Copy out the lines that have "JSON" in them.

Dataset content:
· · · · · · ·

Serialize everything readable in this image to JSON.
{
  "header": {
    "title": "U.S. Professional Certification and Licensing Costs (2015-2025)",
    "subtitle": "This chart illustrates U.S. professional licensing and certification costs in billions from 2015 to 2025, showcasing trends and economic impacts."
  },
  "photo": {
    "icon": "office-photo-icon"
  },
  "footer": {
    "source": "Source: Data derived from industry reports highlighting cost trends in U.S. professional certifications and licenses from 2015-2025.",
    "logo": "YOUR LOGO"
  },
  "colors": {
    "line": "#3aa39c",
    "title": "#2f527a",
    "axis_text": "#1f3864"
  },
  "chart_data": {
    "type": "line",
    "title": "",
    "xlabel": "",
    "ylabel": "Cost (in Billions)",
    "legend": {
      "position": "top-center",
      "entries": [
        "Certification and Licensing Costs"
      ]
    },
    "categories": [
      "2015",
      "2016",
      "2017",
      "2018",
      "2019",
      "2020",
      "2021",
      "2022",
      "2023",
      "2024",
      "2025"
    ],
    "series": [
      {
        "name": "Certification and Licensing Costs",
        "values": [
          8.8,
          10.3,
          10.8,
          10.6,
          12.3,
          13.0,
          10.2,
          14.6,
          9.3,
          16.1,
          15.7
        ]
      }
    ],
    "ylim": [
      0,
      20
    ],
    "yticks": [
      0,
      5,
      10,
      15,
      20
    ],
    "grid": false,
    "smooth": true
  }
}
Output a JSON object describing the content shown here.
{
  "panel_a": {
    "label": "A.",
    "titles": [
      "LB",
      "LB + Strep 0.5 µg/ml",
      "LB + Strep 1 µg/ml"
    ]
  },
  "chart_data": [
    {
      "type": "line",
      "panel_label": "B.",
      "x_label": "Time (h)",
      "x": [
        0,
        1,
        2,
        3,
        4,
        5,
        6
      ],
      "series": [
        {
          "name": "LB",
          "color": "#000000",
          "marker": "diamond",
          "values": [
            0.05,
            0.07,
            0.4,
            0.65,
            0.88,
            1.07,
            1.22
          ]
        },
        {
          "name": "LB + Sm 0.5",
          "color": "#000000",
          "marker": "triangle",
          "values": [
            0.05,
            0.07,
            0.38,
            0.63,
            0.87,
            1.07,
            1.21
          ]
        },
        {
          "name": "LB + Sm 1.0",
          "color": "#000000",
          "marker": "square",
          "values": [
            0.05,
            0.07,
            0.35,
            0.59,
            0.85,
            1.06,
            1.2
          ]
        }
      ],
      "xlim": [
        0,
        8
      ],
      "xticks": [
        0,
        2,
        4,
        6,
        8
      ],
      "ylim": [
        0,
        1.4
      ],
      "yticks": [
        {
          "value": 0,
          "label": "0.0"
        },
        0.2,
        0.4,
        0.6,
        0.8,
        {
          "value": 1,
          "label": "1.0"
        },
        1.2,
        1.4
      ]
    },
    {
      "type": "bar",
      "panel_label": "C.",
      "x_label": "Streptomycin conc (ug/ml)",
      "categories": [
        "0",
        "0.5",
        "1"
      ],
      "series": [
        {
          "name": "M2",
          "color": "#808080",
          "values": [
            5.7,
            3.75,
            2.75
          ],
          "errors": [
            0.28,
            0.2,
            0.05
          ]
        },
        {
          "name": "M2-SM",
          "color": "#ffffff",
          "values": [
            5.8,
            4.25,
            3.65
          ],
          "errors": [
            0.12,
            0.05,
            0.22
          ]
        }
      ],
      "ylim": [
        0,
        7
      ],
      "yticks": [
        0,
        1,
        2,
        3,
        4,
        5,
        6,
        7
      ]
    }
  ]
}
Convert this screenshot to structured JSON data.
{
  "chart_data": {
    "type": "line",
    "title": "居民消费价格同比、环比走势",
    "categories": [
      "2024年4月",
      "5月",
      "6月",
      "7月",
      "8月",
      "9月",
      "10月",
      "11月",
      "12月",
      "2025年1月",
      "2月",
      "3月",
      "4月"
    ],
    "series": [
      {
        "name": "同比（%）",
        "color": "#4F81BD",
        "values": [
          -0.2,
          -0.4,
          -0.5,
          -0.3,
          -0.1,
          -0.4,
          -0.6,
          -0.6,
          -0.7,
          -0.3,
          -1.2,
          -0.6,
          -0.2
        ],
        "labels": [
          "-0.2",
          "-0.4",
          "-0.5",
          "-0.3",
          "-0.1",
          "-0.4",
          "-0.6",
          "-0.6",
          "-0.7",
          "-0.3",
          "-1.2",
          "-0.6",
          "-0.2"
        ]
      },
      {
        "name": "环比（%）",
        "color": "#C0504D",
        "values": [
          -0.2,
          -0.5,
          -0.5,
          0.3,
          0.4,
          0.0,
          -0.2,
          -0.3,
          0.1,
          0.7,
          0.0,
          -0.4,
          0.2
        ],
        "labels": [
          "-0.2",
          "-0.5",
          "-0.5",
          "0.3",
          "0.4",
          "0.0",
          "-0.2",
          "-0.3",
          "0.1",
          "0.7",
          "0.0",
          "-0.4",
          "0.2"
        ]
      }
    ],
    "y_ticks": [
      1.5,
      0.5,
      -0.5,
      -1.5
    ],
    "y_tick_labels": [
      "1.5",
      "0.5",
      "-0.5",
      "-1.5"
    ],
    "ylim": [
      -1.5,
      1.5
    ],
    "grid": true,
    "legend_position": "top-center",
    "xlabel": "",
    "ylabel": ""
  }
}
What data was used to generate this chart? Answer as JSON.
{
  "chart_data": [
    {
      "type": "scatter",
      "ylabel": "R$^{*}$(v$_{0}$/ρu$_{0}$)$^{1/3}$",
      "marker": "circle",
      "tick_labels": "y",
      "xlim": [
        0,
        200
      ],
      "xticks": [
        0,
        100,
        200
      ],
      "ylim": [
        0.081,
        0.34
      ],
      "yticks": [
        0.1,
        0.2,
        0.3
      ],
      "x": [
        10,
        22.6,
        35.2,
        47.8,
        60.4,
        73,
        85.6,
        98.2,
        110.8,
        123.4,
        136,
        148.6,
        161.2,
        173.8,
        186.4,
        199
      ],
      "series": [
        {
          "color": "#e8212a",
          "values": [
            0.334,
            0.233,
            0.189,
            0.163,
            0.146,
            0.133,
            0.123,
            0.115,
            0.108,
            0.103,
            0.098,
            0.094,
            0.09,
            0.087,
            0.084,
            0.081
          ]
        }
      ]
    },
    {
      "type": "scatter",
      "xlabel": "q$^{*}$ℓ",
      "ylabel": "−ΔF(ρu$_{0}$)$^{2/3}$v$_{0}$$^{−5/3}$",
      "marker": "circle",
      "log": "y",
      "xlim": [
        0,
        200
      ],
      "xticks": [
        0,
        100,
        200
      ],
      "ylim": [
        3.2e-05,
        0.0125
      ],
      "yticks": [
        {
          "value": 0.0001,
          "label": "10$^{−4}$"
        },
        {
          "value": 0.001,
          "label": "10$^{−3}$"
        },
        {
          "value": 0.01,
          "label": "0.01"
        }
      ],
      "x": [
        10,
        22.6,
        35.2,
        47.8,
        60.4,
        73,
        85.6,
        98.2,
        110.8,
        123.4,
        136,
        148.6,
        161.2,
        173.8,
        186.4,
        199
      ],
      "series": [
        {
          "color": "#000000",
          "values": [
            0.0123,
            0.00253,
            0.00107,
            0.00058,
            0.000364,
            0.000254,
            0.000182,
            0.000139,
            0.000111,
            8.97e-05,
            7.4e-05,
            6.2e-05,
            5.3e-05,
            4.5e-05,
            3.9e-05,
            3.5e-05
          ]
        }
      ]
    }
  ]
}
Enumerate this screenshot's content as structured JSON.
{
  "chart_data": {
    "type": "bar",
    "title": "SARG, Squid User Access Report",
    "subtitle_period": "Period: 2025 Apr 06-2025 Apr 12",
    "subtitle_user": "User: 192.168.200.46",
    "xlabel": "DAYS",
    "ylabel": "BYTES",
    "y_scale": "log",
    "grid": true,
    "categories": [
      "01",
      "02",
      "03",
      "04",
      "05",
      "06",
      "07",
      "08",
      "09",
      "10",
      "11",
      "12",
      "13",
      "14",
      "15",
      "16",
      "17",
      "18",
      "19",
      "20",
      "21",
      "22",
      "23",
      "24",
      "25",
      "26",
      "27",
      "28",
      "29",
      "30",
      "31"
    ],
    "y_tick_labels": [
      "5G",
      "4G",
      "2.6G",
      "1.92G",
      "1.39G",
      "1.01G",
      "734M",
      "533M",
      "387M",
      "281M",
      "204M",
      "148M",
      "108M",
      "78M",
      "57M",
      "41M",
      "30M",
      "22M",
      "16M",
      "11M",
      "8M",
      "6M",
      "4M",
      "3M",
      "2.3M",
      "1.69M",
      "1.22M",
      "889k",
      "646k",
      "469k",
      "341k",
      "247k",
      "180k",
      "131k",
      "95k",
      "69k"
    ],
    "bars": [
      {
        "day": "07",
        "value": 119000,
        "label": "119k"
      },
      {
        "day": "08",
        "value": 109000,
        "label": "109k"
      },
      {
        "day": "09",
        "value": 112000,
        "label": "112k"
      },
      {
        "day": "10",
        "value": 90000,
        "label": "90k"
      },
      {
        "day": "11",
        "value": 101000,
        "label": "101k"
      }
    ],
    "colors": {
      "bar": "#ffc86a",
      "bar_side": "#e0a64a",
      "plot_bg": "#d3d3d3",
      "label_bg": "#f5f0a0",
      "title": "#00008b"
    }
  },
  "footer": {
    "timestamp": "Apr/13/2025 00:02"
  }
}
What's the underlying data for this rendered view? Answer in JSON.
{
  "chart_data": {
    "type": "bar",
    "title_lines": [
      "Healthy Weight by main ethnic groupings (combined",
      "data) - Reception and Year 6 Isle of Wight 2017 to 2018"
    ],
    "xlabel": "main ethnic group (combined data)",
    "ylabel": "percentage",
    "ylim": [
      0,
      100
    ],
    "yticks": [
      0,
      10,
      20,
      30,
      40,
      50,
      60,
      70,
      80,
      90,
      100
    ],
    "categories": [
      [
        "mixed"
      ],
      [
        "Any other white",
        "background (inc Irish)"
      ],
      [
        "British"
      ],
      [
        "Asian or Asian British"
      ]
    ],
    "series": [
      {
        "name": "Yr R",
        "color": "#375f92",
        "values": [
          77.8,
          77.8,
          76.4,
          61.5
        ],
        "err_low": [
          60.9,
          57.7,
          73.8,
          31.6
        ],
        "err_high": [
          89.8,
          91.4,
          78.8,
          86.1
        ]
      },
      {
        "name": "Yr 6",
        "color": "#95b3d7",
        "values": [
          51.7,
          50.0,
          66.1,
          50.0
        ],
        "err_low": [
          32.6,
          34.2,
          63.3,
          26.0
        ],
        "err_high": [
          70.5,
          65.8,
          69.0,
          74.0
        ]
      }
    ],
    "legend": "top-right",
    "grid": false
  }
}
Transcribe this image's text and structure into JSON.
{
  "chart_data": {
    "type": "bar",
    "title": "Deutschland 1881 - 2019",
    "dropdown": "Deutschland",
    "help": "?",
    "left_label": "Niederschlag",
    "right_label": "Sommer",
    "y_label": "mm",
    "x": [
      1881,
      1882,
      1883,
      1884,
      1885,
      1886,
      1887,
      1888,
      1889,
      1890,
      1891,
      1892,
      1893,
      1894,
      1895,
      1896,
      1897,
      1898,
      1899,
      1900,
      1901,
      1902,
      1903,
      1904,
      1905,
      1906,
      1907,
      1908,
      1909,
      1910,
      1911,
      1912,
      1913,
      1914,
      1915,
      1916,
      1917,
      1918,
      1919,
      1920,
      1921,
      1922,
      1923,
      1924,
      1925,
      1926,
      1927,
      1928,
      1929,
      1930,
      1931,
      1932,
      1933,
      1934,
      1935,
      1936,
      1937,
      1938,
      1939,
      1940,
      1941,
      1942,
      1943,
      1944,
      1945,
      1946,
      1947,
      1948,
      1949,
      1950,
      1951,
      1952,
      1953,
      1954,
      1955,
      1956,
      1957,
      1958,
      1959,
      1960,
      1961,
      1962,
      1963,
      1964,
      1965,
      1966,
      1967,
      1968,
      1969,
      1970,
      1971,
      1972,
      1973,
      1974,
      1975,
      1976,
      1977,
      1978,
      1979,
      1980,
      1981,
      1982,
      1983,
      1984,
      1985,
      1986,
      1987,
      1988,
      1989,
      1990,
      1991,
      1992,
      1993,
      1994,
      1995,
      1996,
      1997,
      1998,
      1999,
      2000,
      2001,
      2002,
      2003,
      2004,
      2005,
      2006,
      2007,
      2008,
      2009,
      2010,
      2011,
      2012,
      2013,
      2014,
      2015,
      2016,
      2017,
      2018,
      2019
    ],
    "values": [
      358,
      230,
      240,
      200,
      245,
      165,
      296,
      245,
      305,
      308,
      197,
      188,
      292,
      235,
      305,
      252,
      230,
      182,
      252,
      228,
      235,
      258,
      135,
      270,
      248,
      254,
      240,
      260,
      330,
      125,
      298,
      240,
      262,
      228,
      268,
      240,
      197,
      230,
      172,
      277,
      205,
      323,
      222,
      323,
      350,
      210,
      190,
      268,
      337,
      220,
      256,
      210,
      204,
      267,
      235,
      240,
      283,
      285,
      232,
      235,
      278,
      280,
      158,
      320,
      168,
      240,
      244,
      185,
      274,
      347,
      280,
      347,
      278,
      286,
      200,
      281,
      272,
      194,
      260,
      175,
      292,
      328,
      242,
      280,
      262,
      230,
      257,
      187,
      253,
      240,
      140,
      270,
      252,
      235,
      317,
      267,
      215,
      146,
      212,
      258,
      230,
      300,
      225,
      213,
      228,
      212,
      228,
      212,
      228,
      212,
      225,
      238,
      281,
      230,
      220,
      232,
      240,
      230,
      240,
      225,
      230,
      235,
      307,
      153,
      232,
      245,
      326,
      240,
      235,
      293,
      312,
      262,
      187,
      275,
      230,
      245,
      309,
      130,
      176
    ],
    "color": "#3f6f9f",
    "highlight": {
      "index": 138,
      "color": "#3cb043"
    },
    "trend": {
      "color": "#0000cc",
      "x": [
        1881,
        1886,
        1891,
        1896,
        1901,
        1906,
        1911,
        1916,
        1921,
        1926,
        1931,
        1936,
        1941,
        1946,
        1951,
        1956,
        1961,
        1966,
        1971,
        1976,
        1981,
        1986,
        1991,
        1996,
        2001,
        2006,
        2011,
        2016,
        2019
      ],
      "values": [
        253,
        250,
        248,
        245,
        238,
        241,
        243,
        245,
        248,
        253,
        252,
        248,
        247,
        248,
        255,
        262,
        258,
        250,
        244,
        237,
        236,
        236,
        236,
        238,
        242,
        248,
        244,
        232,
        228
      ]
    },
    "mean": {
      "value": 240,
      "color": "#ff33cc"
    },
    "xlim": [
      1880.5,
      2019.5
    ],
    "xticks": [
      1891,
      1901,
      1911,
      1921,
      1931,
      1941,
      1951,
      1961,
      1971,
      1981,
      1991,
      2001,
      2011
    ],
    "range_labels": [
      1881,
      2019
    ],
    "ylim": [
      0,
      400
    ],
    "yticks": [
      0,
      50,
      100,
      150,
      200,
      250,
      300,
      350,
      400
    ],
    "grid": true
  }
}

· · · · · · ·

Answer for the task:
Serialize everything readable in this image to JSON.
Output a JSON object describing the content shown here.
Convert this screenshot to structured JSON data.
What data was used to generate this chart? Answer as JSON.
Enumerate this screenshot's content as structured JSON.
What's the underlying data for this rendered view? Answer in JSON.
Transcribe this image's text and structure into JSON.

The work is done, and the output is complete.